Input material:

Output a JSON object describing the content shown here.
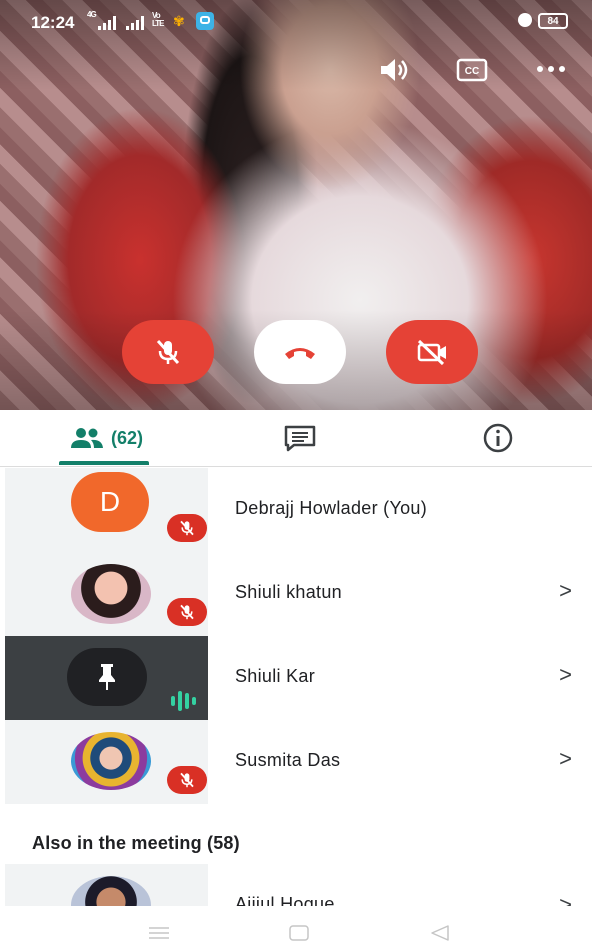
{
  "status_bar": {
    "time": "12:24",
    "signal_text": "4G",
    "volte": "Vo LTE",
    "battery": "84"
  },
  "tabs": {
    "people_count": "(62)"
  },
  "participants": [
    {
      "name": "Debrajj Howlader (You)",
      "initial": "D",
      "muted": true
    },
    {
      "name": "Shiuli khatun",
      "muted": true
    },
    {
      "name": "Shiuli Kar",
      "speaking": true
    },
    {
      "name": "Susmita Das",
      "muted": true
    }
  ],
  "also_in_meeting": {
    "title": "Also in the meeting (58)",
    "first_name": "Ajijul Hoque"
  },
  "colors": {
    "accent": "#137f69",
    "end_call_red": "#e54236",
    "mute_badge": "#d93025",
    "avatar_d": "#f1682b"
  }
}
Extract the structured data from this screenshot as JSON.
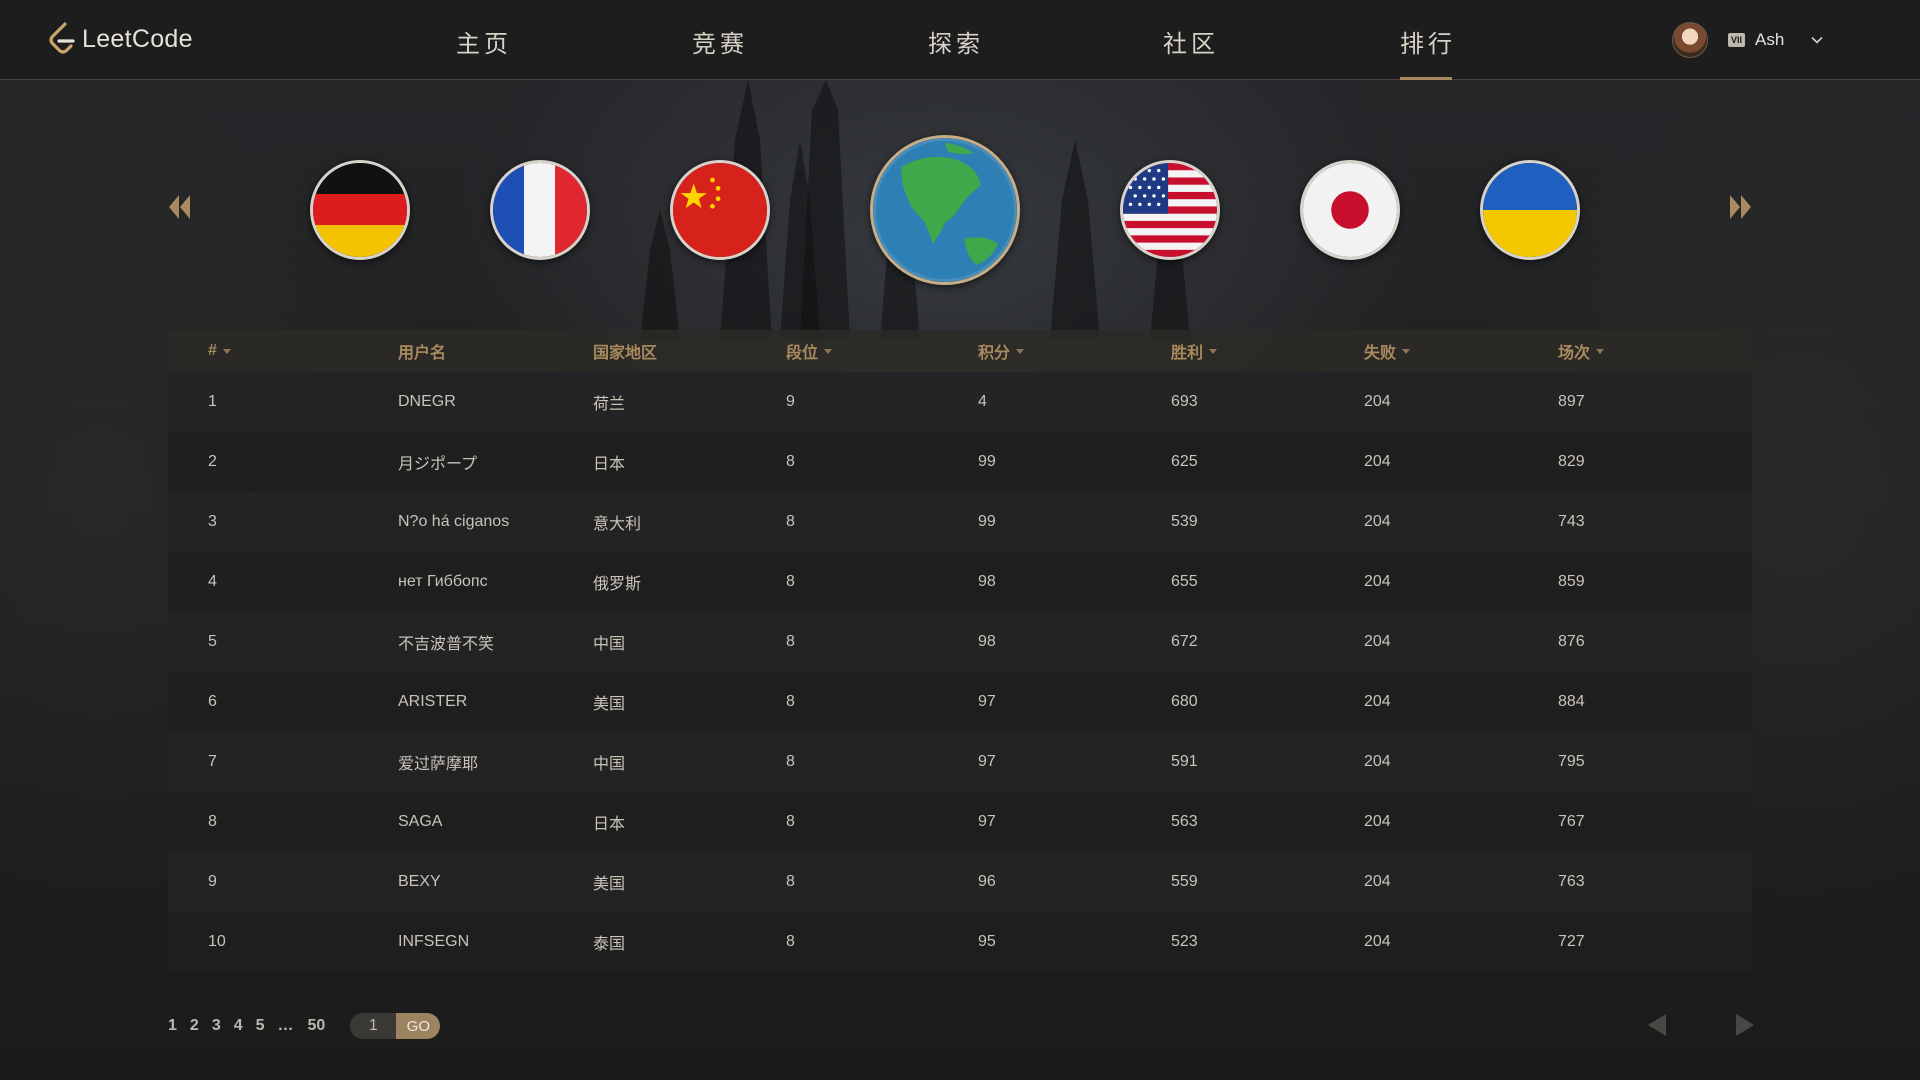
{
  "brand": {
    "name": "LeetCode",
    "accent": "#a88a5e"
  },
  "nav": {
    "items": [
      {
        "label": "主页"
      },
      {
        "label": "竞赛"
      },
      {
        "label": "探索"
      },
      {
        "label": "社区"
      },
      {
        "label": "排行",
        "active": true
      }
    ]
  },
  "user": {
    "badge": "VII",
    "name": "Ash"
  },
  "regions": [
    "germany-flag",
    "france-flag",
    "china-flag",
    "globe",
    "usa-flag",
    "japan-flag",
    "ukraine-flag"
  ],
  "table": {
    "headers": [
      "#",
      "用户名",
      "国家地区",
      "段位",
      "积分",
      "胜利",
      "失败",
      "场次"
    ],
    "rows": [
      [
        "1",
        "DNEGR",
        "荷兰",
        "9",
        "4",
        "693",
        "204",
        "897"
      ],
      [
        "2",
        "月ジポープ",
        "日本",
        "8",
        "99",
        "625",
        "204",
        "829"
      ],
      [
        "3",
        "N?o há ciganos",
        "意大利",
        "8",
        "99",
        "539",
        "204",
        "743"
      ],
      [
        "4",
        "нет Гиббопс",
        "俄罗斯",
        "8",
        "98",
        "655",
        "204",
        "859"
      ],
      [
        "5",
        "不吉波普不笑",
        "中国",
        "8",
        "98",
        "672",
        "204",
        "876"
      ],
      [
        "6",
        "ARISTER",
        "美国",
        "8",
        "97",
        "680",
        "204",
        "884"
      ],
      [
        "7",
        "爱过萨摩耶",
        "中国",
        "8",
        "97",
        "591",
        "204",
        "795"
      ],
      [
        "8",
        "SAGA",
        "日本",
        "8",
        "97",
        "563",
        "204",
        "767"
      ],
      [
        "9",
        "BEXY",
        "美国",
        "8",
        "96",
        "559",
        "204",
        "763"
      ],
      [
        "10",
        "INFSEGN",
        "泰国",
        "8",
        "95",
        "523",
        "204",
        "727"
      ]
    ]
  },
  "pagination": {
    "pages": [
      "1",
      "2",
      "3",
      "4",
      "5",
      "…",
      "50"
    ],
    "input_value": "1",
    "go_label": "GO"
  }
}
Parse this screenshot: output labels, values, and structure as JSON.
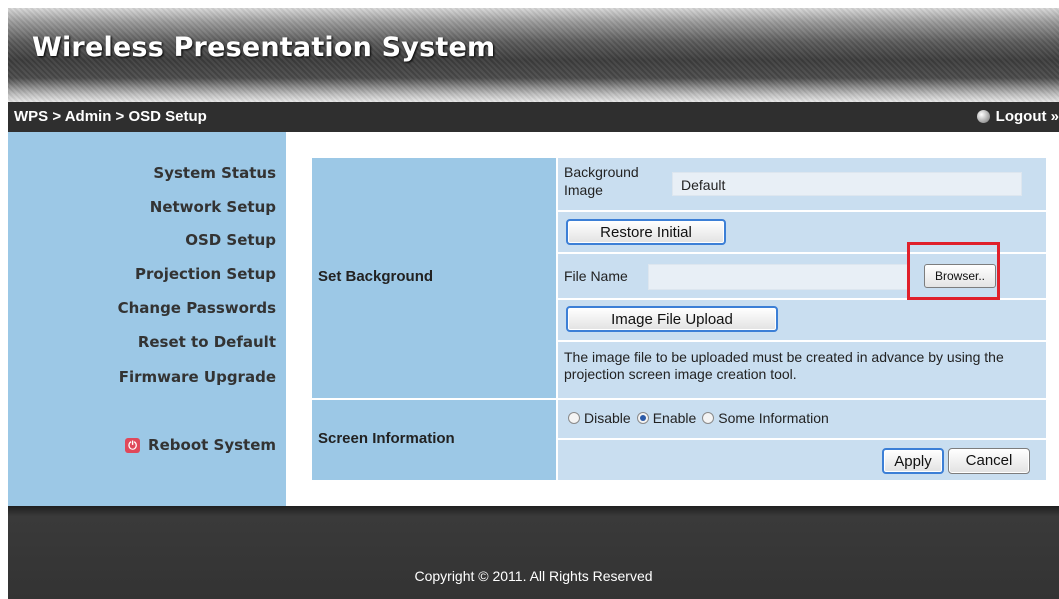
{
  "header": {
    "title": "Wireless Presentation System"
  },
  "breadcrumb": {
    "text": "WPS > Admin > OSD Setup",
    "logout_label": "Logout »"
  },
  "sidebar": {
    "items": [
      {
        "label": "System Status"
      },
      {
        "label": "Network Setup"
      },
      {
        "label": "OSD Setup"
      },
      {
        "label": "Projection Setup"
      },
      {
        "label": "Change Passwords"
      },
      {
        "label": "Reset to Default"
      },
      {
        "label": "Firmware Upgrade"
      }
    ],
    "reboot_label": "Reboot System"
  },
  "form": {
    "set_background": {
      "label": "Set Background",
      "background_image_label": "Background Image",
      "background_image_value": "Default",
      "restore_button": "Restore Initial",
      "file_name_label": "File Name",
      "file_name_value": "",
      "browse_button": "Browser..",
      "upload_button": "Image File Upload",
      "hint": "The image file to be uploaded must be created in advance by using the projection screen image creation tool."
    },
    "screen_information": {
      "label": "Screen Information",
      "options": [
        {
          "label": "Disable",
          "checked": false
        },
        {
          "label": "Enable",
          "checked": true
        },
        {
          "label": "Some Information",
          "checked": false
        }
      ],
      "apply_button": "Apply",
      "cancel_button": "Cancel"
    }
  },
  "footer": {
    "copyright": "Copyright © 2011. All Rights Reserved"
  },
  "colors": {
    "sidebar_bg": "#9cc8e6",
    "value_cell_bg": "#c9def0",
    "dark_bar": "#2f2f2f",
    "highlight": "#e0202a"
  }
}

The problem:
For this exercise, gather every line of the data that contains the word "Setup".

Task answer:
    "text": "WPS > Admin > OSD Setup",
        "label": "Network Setup"
        "label": "OSD Setup"
        "label": "Projection Setup"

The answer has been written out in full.